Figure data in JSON
* * * *
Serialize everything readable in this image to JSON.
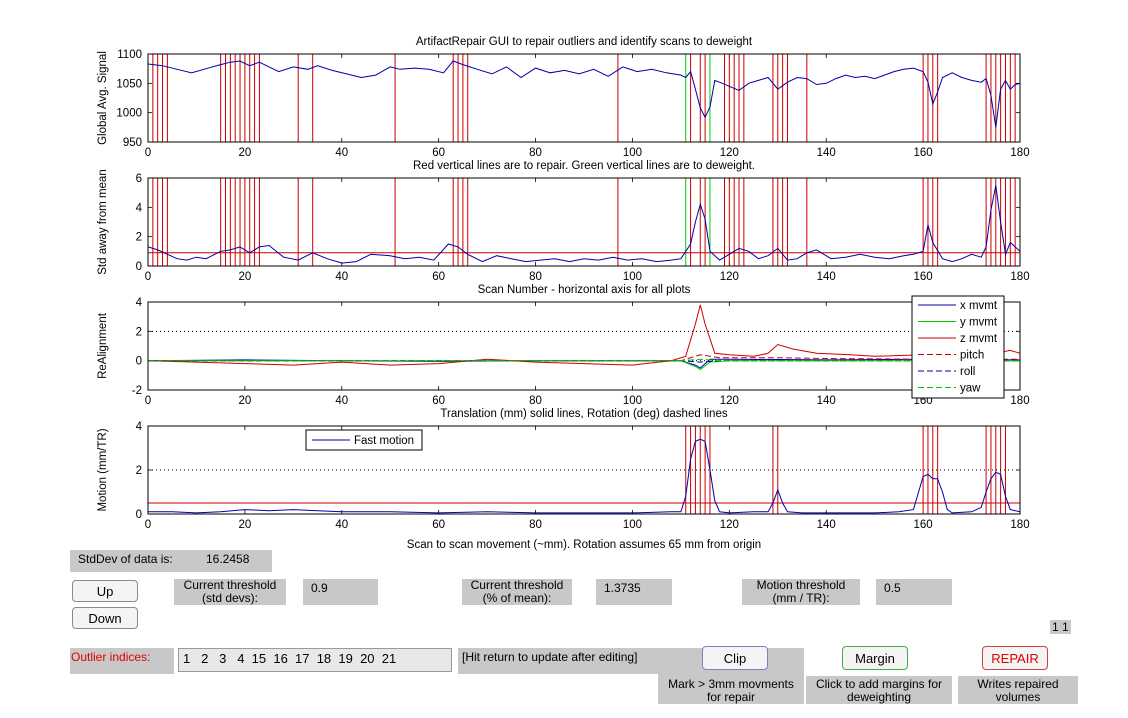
{
  "plots": [
    {
      "title": "ArtifactRepair GUI to repair outliers and identify scans to deweight",
      "ylabel": "Global Avg. Signal",
      "ylim": [
        950,
        1100
      ],
      "yticks": [
        950,
        1000,
        1050,
        1100
      ],
      "xlim": [
        0,
        180
      ],
      "xticks": [
        0,
        20,
        40,
        60,
        80,
        100,
        120,
        140,
        160,
        180
      ]
    },
    {
      "title": "Red vertical lines are to repair. Green vertical lines are to deweight.",
      "ylabel": "Std away from mean",
      "ylim": [
        0,
        6
      ],
      "yticks": [
        0,
        2,
        4,
        6
      ],
      "xlim": [
        0,
        180
      ],
      "xticks": [
        0,
        20,
        40,
        60,
        80,
        100,
        120,
        140,
        160,
        180
      ]
    },
    {
      "title": "Scan Number  -  horizontal axis for all plots",
      "ylabel": "ReAlignment",
      "ylim": [
        -2,
        4
      ],
      "yticks": [
        -2,
        0,
        2,
        4
      ],
      "xlim": [
        0,
        180
      ],
      "xticks": [
        0,
        20,
        40,
        60,
        80,
        100,
        120,
        140,
        160,
        180
      ]
    },
    {
      "title": "Translation (mm) solid lines, Rotation (deg) dashed lines",
      "ylabel": "Motion (mm/TR)",
      "ylim": [
        0,
        4
      ],
      "yticks": [
        0,
        2,
        4
      ],
      "xlim": [
        0,
        180
      ],
      "xticks": [
        0,
        20,
        40,
        60,
        80,
        100,
        120,
        140,
        160,
        180
      ]
    }
  ],
  "bottom_caption": "Scan to scan movement (~mm). Rotation assumes 65 mm from origin",
  "legend_realign": [
    {
      "label": "x mvmt",
      "color": "#0000aa",
      "dash": false
    },
    {
      "label": "y mvmt",
      "color": "#00cc00",
      "dash": false
    },
    {
      "label": "z mvmt",
      "color": "#cc0000",
      "dash": false
    },
    {
      "label": "pitch",
      "color": "#cc0000",
      "dash": true
    },
    {
      "label": "roll",
      "color": "#0000aa",
      "dash": true
    },
    {
      "label": "yaw",
      "color": "#00cc00",
      "dash": true
    }
  ],
  "legend_motion": {
    "label": "Fast motion",
    "color": "#0000aa"
  },
  "chart_data": [
    {
      "type": "line",
      "title": "ArtifactRepair GUI to repair outliers and identify scans to deweight",
      "ylabel": "Global Avg. Signal",
      "xlim": [
        0,
        180
      ],
      "ylim": [
        950,
        1100
      ],
      "series": [
        {
          "color": "#0000aa",
          "x": [
            0,
            3,
            6,
            9,
            12,
            15,
            17,
            19,
            21,
            23,
            25,
            27,
            30,
            33,
            35,
            38,
            41,
            44,
            47,
            50,
            52,
            55,
            58,
            61,
            63,
            65,
            68,
            71,
            74,
            77,
            80,
            83,
            86,
            89,
            92,
            95,
            98,
            101,
            104,
            107,
            110,
            111,
            112,
            113,
            114,
            115,
            116,
            117,
            118,
            120,
            122,
            124,
            126,
            128,
            130,
            132,
            134,
            136,
            138,
            140,
            142,
            144,
            146,
            148,
            150,
            152,
            154,
            156,
            158,
            160,
            161,
            162,
            163,
            164,
            166,
            168,
            170,
            172,
            173,
            174,
            175,
            176,
            177,
            178,
            179,
            180
          ],
          "y": [
            1083,
            1080,
            1074,
            1068,
            1075,
            1082,
            1086,
            1088,
            1080,
            1086,
            1078,
            1070,
            1078,
            1074,
            1080,
            1072,
            1066,
            1060,
            1064,
            1078,
            1074,
            1076,
            1074,
            1068,
            1088,
            1082,
            1074,
            1066,
            1078,
            1060,
            1076,
            1068,
            1072,
            1066,
            1074,
            1062,
            1078,
            1070,
            1074,
            1068,
            1064,
            1060,
            1070,
            1040,
            1008,
            992,
            1010,
            1055,
            1052,
            1045,
            1038,
            1050,
            1055,
            1060,
            1040,
            1052,
            1060,
            1058,
            1048,
            1050,
            1058,
            1064,
            1060,
            1062,
            1058,
            1064,
            1070,
            1074,
            1076,
            1070,
            1052,
            1015,
            1035,
            1060,
            1068,
            1060,
            1055,
            1052,
            1058,
            1030,
            975,
            1040,
            1055,
            1040,
            1048,
            1050
          ]
        }
      ]
    },
    {
      "type": "line",
      "title": "Red vertical lines are to repair. Green vertical lines are to deweight.",
      "ylabel": "Std away from mean",
      "xlim": [
        0,
        180
      ],
      "ylim": [
        0,
        6
      ],
      "series": [
        {
          "color": "#0000aa",
          "x": [
            0,
            2,
            4,
            6,
            8,
            10,
            12,
            15,
            17,
            19,
            21,
            23,
            25,
            28,
            31,
            34,
            37,
            40,
            43,
            46,
            50,
            53,
            56,
            59,
            62,
            64,
            66,
            69,
            72,
            75,
            78,
            81,
            84,
            87,
            90,
            93,
            96,
            99,
            102,
            105,
            108,
            110,
            112,
            113,
            114,
            115,
            116,
            118,
            120,
            122,
            124,
            126,
            128,
            130,
            132,
            134,
            136,
            138,
            141,
            144,
            147,
            150,
            153,
            156,
            158,
            160,
            161,
            162,
            164,
            166,
            168,
            170,
            172,
            173,
            174,
            175,
            176,
            177,
            178,
            180
          ],
          "y": [
            1.3,
            1.1,
            0.8,
            0.5,
            0.4,
            0.6,
            0.5,
            1.0,
            1.1,
            1.3,
            0.9,
            1.3,
            1.4,
            0.6,
            0.4,
            0.9,
            0.5,
            0.2,
            0.3,
            0.8,
            0.7,
            0.5,
            0.6,
            0.4,
            1.5,
            1.3,
            0.8,
            0.3,
            0.7,
            0.5,
            0.3,
            0.4,
            0.5,
            0.3,
            0.5,
            0.4,
            0.6,
            0.4,
            0.5,
            0.3,
            0.4,
            0.5,
            1.5,
            3.0,
            4.2,
            3.2,
            1.0,
            0.4,
            0.8,
            1.2,
            1.0,
            0.5,
            0.7,
            1.2,
            0.4,
            0.5,
            0.9,
            1.1,
            0.5,
            0.6,
            0.8,
            0.6,
            0.5,
            0.7,
            0.8,
            1.0,
            2.8,
            1.6,
            0.5,
            0.3,
            0.5,
            0.8,
            0.6,
            1.3,
            3.8,
            5.5,
            3.0,
            0.8,
            1.6,
            1.0
          ]
        }
      ]
    },
    {
      "type": "line",
      "title": "Scan Number  -  horizontal axis for all plots",
      "ylabel": "ReAlignment",
      "xlim": [
        0,
        180
      ],
      "ylim": [
        -2,
        4
      ],
      "series": [
        {
          "name": "x mvmt",
          "color": "#0000aa",
          "x": [
            0,
            20,
            40,
            60,
            80,
            100,
            110,
            113,
            114,
            116,
            120,
            140,
            160,
            180
          ],
          "y": [
            0,
            0.05,
            0,
            -0.05,
            0,
            0,
            0,
            -0.3,
            -0.5,
            0.1,
            0.1,
            0.05,
            0.1,
            0.05
          ]
        },
        {
          "name": "y mvmt",
          "color": "#00cc00",
          "x": [
            0,
            20,
            40,
            60,
            80,
            100,
            110,
            113,
            114,
            116,
            120,
            140,
            160,
            180
          ],
          "y": [
            0,
            0,
            0,
            0,
            0,
            0,
            0,
            -0.4,
            -0.6,
            -0.1,
            0,
            0,
            0,
            0
          ]
        },
        {
          "name": "z mvmt",
          "color": "#cc0000",
          "x": [
            0,
            10,
            20,
            30,
            40,
            50,
            60,
            70,
            80,
            90,
            100,
            108,
            111,
            113,
            114,
            115,
            117,
            120,
            125,
            128,
            130,
            133,
            138,
            145,
            150,
            160,
            170,
            178,
            180
          ],
          "y": [
            0,
            -0.1,
            -0.2,
            -0.3,
            -0.1,
            -0.3,
            -0.2,
            0.1,
            -0.1,
            -0.2,
            -0.3,
            0,
            0.3,
            2.5,
            3.8,
            2.5,
            0.5,
            0.4,
            0.3,
            0.5,
            1.1,
            0.8,
            0.5,
            0.4,
            0.3,
            0.4,
            0.2,
            0.7,
            0.5
          ]
        },
        {
          "name": "pitch",
          "color": "#cc0000",
          "dash": true,
          "x": [
            0,
            60,
            110,
            114,
            118,
            130,
            140,
            160,
            180
          ],
          "y": [
            0,
            0,
            0,
            0.4,
            0.2,
            0.2,
            0.15,
            0.1,
            0.1
          ]
        },
        {
          "name": "roll",
          "color": "#0000aa",
          "dash": true,
          "x": [
            0,
            60,
            110,
            114,
            118,
            140,
            160,
            180
          ],
          "y": [
            0,
            0,
            0,
            -0.1,
            0,
            0,
            0,
            0
          ]
        },
        {
          "name": "yaw",
          "color": "#00cc00",
          "dash": true,
          "x": [
            0,
            60,
            110,
            114,
            118,
            140,
            160,
            180
          ],
          "y": [
            0,
            0,
            0,
            0.1,
            0,
            0,
            0,
            0
          ]
        }
      ]
    },
    {
      "type": "line",
      "title": "Translation (mm) solid lines, Rotation (deg) dashed lines",
      "ylabel": "Motion (mm/TR)",
      "xlim": [
        0,
        180
      ],
      "ylim": [
        0,
        4
      ],
      "series": [
        {
          "name": "Fast motion",
          "color": "#0000aa",
          "x": [
            0,
            5,
            10,
            15,
            20,
            25,
            30,
            35,
            40,
            50,
            60,
            70,
            80,
            90,
            100,
            108,
            110,
            111,
            112,
            113,
            114,
            115,
            116,
            117,
            118,
            120,
            125,
            128,
            129,
            130,
            131,
            132,
            135,
            140,
            145,
            150,
            155,
            158,
            160,
            161,
            162,
            163,
            164,
            165,
            166,
            170,
            172,
            173,
            174,
            175,
            176,
            177,
            178,
            180
          ],
          "y": [
            0.1,
            0.1,
            0.05,
            0.1,
            0.2,
            0.15,
            0.2,
            0.15,
            0.1,
            0.1,
            0.05,
            0.1,
            0.05,
            0.05,
            0.05,
            0.1,
            0.1,
            0.8,
            2.5,
            3.3,
            3.4,
            3.3,
            2.0,
            0.6,
            0.1,
            0.05,
            0.1,
            0.1,
            0.5,
            1.1,
            0.5,
            0.1,
            0.05,
            0.05,
            0.05,
            0.05,
            0.1,
            0.2,
            1.7,
            1.8,
            1.6,
            1.6,
            1.0,
            0.2,
            0.05,
            0.1,
            0.3,
            1.0,
            1.6,
            1.9,
            1.8,
            0.8,
            0.2,
            0.1
          ]
        }
      ]
    }
  ],
  "repair_lines": [
    1,
    2,
    3,
    4,
    15,
    16,
    17,
    18,
    19,
    20,
    21,
    22,
    23,
    31,
    34,
    51,
    63,
    64,
    65,
    66,
    97,
    112,
    114,
    115,
    119,
    120,
    121,
    122,
    123,
    129,
    130,
    131,
    132,
    136,
    160,
    161,
    162,
    163,
    173,
    174,
    175,
    176,
    177,
    178,
    179
  ],
  "deweight_lines": [
    111,
    116
  ],
  "motion_repair_lines": [
    111,
    112,
    113,
    114,
    115,
    116,
    129,
    130,
    160,
    161,
    162,
    163,
    173,
    174,
    175,
    176,
    177
  ],
  "thresholds": {
    "std_line": 0.9,
    "motion_line": 0.5,
    "dotted_realign": 2,
    "dotted_motion": 2
  },
  "controls": {
    "stddev_label": "StdDev of data is:",
    "stddev_value": "16.2458",
    "up_label": "Up",
    "down_label": "Down",
    "current_threshold_std_label": "Current threshold\n(std devs):",
    "current_threshold_std_value": "0.9",
    "current_threshold_pct_label": "Current threshold\n(% of mean):",
    "current_threshold_pct_value": "1.3735",
    "motion_threshold_label": "Motion threshold\n(mm / TR):",
    "motion_threshold_value": "0.5",
    "corner_value": "1 1",
    "outlier_label": "Outlier indices:",
    "outlier_value": "1   2   3   4  15  16  17  18  19  20  21",
    "hint_text": "[Hit return to update after editing]",
    "clip_label": "Clip",
    "clip_hint": "Mark > 3mm movments\nfor repair",
    "margin_label": "Margin",
    "margin_hint": "Click to add margins for\ndeweighting",
    "repair_label": "REPAIR",
    "repair_hint": "Writes repaired\nvolumes"
  }
}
* * * *
__Exercise instructions__
Show every line in the entries where the string "name" occurs.

__Full output__
          "name": "x mvmt",
          "name": "y mvmt",
          "name": "z mvmt",
          "name": "pitch",
          "name": "roll",
          "name": "yaw",
          "name": "Fast motion",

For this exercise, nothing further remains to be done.